Aim of the exercise
Reproduce verbatim the portion of the material that opens with the line containing "I need the location" and closes with the line containing "381, 154, 387]".

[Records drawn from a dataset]

————————

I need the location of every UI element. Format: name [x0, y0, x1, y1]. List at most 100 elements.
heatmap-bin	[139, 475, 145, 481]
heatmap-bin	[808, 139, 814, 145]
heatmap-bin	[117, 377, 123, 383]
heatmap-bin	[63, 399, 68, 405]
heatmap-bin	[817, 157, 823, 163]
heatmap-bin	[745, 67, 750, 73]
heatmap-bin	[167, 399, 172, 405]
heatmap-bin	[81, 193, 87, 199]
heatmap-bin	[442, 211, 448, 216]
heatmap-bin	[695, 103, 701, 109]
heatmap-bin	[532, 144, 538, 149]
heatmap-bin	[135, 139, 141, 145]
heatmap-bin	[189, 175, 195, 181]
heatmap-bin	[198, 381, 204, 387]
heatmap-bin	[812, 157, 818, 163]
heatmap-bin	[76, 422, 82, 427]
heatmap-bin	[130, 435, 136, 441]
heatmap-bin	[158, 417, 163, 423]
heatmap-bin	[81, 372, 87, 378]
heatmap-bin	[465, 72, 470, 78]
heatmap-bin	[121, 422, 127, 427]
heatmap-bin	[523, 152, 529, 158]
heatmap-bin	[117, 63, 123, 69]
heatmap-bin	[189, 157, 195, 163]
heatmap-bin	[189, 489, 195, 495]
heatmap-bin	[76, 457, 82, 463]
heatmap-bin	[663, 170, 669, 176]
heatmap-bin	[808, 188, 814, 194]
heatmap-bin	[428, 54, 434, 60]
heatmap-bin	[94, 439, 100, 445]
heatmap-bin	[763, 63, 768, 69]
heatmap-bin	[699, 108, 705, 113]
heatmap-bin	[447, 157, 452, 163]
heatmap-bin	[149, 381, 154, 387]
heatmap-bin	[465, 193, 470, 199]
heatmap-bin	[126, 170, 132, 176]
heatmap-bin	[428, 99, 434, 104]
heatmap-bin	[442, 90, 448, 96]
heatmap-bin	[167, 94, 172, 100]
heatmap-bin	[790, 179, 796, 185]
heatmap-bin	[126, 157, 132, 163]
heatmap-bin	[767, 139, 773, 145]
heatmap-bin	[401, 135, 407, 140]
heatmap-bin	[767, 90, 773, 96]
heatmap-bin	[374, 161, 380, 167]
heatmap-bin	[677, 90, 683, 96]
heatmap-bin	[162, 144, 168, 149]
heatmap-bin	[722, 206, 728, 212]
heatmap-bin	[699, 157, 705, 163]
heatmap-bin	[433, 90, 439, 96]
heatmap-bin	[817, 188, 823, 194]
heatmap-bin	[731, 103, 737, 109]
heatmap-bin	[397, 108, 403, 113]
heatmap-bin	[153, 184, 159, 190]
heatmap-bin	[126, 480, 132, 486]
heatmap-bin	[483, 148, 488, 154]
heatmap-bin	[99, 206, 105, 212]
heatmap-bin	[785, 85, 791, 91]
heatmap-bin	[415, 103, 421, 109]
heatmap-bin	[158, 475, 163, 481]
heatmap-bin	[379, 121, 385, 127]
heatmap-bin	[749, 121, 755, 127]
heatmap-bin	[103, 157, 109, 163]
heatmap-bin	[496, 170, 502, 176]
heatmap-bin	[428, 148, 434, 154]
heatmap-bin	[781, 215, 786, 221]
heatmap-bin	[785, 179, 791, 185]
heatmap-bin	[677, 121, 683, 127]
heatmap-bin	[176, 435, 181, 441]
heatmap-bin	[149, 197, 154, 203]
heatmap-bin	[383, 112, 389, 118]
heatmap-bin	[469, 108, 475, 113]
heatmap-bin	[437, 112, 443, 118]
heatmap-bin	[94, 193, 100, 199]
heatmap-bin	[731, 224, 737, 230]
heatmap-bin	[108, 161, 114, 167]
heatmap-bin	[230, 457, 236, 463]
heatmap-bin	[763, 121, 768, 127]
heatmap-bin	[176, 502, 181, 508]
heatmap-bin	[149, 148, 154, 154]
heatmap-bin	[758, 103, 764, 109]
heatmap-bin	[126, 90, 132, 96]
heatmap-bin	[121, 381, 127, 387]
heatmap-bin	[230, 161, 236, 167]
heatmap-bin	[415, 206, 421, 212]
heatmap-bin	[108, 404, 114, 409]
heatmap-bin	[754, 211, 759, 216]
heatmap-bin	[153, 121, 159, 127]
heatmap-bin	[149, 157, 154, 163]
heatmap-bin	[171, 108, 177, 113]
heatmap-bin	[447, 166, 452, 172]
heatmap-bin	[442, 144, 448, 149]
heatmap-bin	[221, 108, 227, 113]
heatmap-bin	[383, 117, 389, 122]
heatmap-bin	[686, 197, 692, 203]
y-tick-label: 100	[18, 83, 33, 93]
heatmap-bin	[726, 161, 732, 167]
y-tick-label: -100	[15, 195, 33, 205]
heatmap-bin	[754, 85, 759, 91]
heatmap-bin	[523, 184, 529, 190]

————————

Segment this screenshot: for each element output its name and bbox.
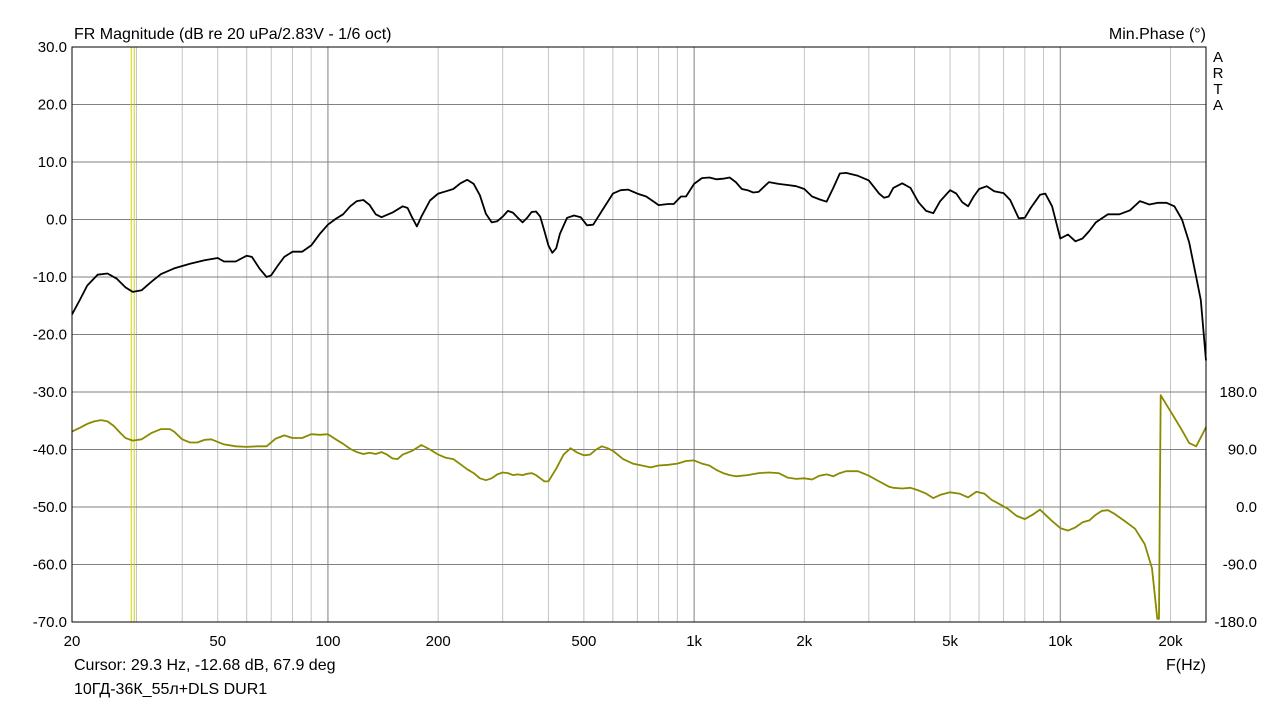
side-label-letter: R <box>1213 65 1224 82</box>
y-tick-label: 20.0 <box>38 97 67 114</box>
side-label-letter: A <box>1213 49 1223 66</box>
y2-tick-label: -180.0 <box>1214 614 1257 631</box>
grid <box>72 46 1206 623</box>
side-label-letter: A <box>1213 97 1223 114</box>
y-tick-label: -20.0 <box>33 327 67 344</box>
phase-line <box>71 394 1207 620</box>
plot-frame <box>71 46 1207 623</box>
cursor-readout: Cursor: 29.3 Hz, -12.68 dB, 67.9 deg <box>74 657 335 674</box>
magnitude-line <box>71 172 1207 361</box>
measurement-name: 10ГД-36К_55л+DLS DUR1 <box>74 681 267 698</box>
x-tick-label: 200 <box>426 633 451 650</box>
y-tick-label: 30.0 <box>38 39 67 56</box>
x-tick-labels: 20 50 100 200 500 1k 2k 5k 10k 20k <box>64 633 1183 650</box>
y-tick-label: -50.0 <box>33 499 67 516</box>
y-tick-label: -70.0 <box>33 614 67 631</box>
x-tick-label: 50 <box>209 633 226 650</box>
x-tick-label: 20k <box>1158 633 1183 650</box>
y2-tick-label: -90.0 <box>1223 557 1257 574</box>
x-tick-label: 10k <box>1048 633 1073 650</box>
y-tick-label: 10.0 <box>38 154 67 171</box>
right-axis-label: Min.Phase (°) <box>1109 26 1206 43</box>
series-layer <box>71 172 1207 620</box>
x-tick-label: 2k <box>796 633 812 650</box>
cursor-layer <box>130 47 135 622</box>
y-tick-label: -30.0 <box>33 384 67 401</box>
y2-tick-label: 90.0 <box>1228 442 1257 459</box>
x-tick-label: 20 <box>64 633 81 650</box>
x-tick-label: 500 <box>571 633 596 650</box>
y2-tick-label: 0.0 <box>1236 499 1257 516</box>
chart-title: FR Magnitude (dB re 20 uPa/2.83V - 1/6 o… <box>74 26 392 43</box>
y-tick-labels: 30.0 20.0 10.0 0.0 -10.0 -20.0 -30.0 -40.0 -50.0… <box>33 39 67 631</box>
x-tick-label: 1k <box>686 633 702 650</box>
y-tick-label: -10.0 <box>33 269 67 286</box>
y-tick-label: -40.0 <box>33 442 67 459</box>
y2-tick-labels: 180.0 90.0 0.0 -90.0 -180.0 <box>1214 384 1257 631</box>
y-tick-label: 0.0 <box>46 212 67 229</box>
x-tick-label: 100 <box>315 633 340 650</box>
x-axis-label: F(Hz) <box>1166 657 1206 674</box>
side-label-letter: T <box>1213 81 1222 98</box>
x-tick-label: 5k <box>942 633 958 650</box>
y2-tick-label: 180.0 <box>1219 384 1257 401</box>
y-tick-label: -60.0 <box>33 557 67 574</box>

————————

The result
I need the location of every UI element. Format: name [x0, y0, x1, y1]. List at most 100 elements.
heatmap-bin	[139, 475, 145, 481]
heatmap-bin	[808, 139, 814, 145]
heatmap-bin	[117, 377, 123, 383]
heatmap-bin	[63, 399, 68, 405]
heatmap-bin	[817, 157, 823, 163]
heatmap-bin	[745, 67, 750, 73]
heatmap-bin	[167, 399, 172, 405]
heatmap-bin	[81, 193, 87, 199]
heatmap-bin	[442, 211, 448, 216]
heatmap-bin	[695, 103, 701, 109]
heatmap-bin	[532, 144, 538, 149]
heatmap-bin	[135, 139, 141, 145]
heatmap-bin	[189, 175, 195, 181]
heatmap-bin	[198, 381, 204, 387]
heatmap-bin	[812, 157, 818, 163]
heatmap-bin	[76, 422, 82, 427]
heatmap-bin	[130, 435, 136, 441]
heatmap-bin	[158, 417, 163, 423]
heatmap-bin	[81, 372, 87, 378]
heatmap-bin	[465, 72, 470, 78]
heatmap-bin	[121, 422, 127, 427]
heatmap-bin	[523, 152, 529, 158]
heatmap-bin	[117, 63, 123, 69]
heatmap-bin	[189, 157, 195, 163]
heatmap-bin	[189, 489, 195, 495]
heatmap-bin	[76, 457, 82, 463]
heatmap-bin	[663, 170, 669, 176]
heatmap-bin	[808, 188, 814, 194]
heatmap-bin	[428, 54, 434, 60]
heatmap-bin	[94, 439, 100, 445]
heatmap-bin	[763, 63, 768, 69]
heatmap-bin	[699, 108, 705, 113]
heatmap-bin	[447, 157, 452, 163]
heatmap-bin	[149, 381, 154, 387]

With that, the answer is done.